Stored records:
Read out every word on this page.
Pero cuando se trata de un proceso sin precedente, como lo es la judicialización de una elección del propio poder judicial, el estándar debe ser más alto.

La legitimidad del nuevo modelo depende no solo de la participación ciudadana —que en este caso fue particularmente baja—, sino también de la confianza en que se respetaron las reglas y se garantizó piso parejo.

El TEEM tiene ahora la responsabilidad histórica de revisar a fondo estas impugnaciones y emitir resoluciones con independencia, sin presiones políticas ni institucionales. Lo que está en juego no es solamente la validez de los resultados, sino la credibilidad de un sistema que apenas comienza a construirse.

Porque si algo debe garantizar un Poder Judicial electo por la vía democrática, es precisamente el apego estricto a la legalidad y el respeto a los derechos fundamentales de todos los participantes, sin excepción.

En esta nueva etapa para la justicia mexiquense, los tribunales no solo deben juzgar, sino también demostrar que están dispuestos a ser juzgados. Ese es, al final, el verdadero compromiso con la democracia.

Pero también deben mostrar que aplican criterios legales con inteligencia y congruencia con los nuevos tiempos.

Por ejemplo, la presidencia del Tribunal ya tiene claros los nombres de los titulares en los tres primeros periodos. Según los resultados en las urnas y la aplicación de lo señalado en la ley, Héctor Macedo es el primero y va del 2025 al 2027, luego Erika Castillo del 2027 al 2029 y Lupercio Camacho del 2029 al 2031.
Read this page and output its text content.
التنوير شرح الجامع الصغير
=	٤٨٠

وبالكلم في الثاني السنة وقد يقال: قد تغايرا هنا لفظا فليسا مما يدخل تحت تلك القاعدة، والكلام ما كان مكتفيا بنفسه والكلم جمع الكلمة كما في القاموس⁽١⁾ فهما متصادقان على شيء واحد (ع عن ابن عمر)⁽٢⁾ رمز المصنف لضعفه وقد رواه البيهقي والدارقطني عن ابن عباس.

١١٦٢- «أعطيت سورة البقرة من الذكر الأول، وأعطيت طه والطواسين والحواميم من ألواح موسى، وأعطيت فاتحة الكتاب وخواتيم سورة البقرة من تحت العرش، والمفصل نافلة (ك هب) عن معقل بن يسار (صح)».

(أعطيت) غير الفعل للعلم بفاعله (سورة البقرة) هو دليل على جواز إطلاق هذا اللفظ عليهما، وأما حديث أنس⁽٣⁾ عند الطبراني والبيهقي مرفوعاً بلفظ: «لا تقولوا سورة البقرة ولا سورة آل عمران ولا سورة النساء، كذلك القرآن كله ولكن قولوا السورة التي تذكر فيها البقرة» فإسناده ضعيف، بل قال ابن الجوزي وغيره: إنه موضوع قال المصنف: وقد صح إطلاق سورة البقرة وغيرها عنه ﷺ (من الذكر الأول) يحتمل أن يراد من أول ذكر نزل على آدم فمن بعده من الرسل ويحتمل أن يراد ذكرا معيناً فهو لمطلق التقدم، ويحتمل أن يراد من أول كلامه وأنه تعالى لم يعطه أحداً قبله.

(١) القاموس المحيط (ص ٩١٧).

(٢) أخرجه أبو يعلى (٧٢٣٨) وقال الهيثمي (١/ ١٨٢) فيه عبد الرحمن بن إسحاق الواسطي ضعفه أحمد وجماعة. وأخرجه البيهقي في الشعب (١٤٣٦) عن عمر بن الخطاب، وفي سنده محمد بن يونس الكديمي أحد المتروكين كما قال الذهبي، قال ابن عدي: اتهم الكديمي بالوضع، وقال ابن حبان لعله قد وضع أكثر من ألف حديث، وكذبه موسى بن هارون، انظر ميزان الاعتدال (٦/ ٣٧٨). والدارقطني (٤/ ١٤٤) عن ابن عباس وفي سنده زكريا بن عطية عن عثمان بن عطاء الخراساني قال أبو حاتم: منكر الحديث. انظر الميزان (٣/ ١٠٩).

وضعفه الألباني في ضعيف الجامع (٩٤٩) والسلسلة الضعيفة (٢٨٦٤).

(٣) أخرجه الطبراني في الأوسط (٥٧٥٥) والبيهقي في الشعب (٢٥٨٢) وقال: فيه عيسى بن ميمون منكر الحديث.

Exercise directions: Report how many lines of the listing above include the word "وقال". Say nothing but the number.

Reply: 2